-- Begin Extracted data --
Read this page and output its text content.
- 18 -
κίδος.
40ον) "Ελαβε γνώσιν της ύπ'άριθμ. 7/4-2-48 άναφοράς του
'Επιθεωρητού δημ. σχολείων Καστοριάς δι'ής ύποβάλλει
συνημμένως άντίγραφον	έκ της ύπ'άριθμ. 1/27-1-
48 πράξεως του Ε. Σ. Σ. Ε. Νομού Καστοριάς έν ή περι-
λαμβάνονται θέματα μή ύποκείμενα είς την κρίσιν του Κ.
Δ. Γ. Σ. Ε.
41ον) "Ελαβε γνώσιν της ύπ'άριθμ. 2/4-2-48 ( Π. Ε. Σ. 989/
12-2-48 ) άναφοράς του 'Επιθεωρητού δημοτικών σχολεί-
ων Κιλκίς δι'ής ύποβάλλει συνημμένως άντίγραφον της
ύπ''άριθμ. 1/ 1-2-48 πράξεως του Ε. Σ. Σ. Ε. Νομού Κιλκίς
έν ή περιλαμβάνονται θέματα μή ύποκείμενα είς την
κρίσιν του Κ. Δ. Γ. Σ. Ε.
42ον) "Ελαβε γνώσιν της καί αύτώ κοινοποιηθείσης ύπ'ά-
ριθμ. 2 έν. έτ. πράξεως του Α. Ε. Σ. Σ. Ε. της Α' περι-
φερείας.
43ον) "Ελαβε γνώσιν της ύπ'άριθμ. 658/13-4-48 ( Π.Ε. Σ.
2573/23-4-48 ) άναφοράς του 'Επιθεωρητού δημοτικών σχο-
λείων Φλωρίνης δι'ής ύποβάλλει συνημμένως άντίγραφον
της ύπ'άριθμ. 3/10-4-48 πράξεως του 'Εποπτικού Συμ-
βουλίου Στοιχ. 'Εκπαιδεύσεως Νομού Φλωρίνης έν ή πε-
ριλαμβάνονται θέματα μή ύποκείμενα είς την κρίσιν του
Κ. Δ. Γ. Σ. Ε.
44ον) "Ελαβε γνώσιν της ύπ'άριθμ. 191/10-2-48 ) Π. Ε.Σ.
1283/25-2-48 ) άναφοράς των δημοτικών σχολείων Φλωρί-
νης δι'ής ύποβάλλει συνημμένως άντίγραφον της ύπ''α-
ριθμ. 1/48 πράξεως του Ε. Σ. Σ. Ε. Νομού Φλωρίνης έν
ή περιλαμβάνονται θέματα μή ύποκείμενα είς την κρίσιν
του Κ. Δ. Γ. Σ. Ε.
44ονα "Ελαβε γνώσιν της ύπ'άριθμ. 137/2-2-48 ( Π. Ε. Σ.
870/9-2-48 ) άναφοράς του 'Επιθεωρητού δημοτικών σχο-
-- End Extracted data --
### [Work required]
Identify every line above that includes the word "πράξεως", and show those lines.

### [Solution to this problem]
48 πράξεως του Ε. Σ. Σ. Ε. Νομού Καστοριάς έν ή περι-
ύπ''άριθμ. 1/ 1-2-48 πράξεως του Ε. Σ. Σ. Ε. Νομού Κιλκίς
ριθμ. 2 έν. έτ. πράξεως του Α. Ε. Σ. Σ. Ε. της Α' περι-
της ύπ'άριθμ. 3/10-4-48 πράξεως του 'Εποπτικού Συμ-
ριθμ. 1/48 πράξεως του Ε. Σ. Σ. Ε. Νομού Φλωρίνης έν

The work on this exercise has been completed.